▸ **REQUIREMENT**: Every record below should be printed exactly as given.

▸ **MATERIAL SHOWN**:

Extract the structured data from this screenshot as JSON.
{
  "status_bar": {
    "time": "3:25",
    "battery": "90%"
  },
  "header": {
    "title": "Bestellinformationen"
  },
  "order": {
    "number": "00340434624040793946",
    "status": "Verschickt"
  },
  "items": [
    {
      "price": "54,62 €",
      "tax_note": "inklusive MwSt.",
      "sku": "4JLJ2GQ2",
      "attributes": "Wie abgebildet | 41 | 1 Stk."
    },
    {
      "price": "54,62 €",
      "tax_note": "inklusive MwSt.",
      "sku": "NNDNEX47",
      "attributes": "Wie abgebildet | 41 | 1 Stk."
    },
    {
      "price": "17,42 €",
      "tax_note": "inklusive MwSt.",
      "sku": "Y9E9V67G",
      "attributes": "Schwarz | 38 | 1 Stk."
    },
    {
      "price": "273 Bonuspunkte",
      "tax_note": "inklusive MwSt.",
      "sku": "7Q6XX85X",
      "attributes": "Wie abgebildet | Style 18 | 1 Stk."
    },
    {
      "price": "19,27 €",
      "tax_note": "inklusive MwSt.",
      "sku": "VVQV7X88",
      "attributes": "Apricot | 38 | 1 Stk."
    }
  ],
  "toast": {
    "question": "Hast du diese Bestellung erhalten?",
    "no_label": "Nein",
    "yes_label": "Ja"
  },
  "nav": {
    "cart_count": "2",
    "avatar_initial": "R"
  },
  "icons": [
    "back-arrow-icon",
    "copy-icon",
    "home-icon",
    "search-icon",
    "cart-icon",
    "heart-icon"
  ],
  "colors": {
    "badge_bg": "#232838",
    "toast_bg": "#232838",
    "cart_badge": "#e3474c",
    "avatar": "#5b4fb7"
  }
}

▸ **RESULT OF THIS TASK**:
Extract the structured data from this screenshot as JSON.
{
  "status_bar": {
    "time": "3:25",
    "battery": "90%"
  },
  "header": {
    "title": "Bestellinformationen"
  },
  "order": {
    "number": "00340434624040793946",
    "status": "Verschickt"
  },
  "items": [
    {
      "price": "54,62 €",
      "tax_note": "inklusive MwSt.",
      "sku": "4JLJ2GQ2",
      "attributes": "Wie abgebildet | 41 | 1 Stk."
    },
    {
      "price": "54,62 €",
      "tax_note": "inklusive MwSt.",
      "sku": "NNDNEX47",
      "attributes": "Wie abgebildet | 41 | 1 Stk."
    },
    {
      "price": "17,42 €",
      "tax_note": "inklusive MwSt.",
      "sku": "Y9E9V67G",
      "attributes": "Schwarz | 38 | 1 Stk."
    },
    {
      "price": "273 Bonuspunkte",
      "tax_note": "inklusive MwSt.",
      "sku": "7Q6XX85X",
      "attributes": "Wie abgebildet | Style 18 | 1 Stk."
    },
    {
      "price": "19,27 €",
      "tax_note": "inklusive MwSt.",
      "sku": "VVQV7X88",
      "attributes": "Apricot | 38 | 1 Stk."
    }
  ],
  "toast": {
    "question": "Hast du diese Bestellung erhalten?",
    "no_label": "Nein",
    "yes_label": "Ja"
  },
  "nav": {
    "cart_count": "2",
    "avatar_initial": "R"
  },
  "icons": [
    "back-arrow-icon",
    "copy-icon",
    "home-icon",
    "search-icon",
    "cart-icon",
    "heart-icon"
  ],
  "colors": {
    "badge_bg": "#232838",
    "toast_bg": "#232838",
    "cart_badge": "#e3474c",
    "avatar": "#5b4fb7"
  }
}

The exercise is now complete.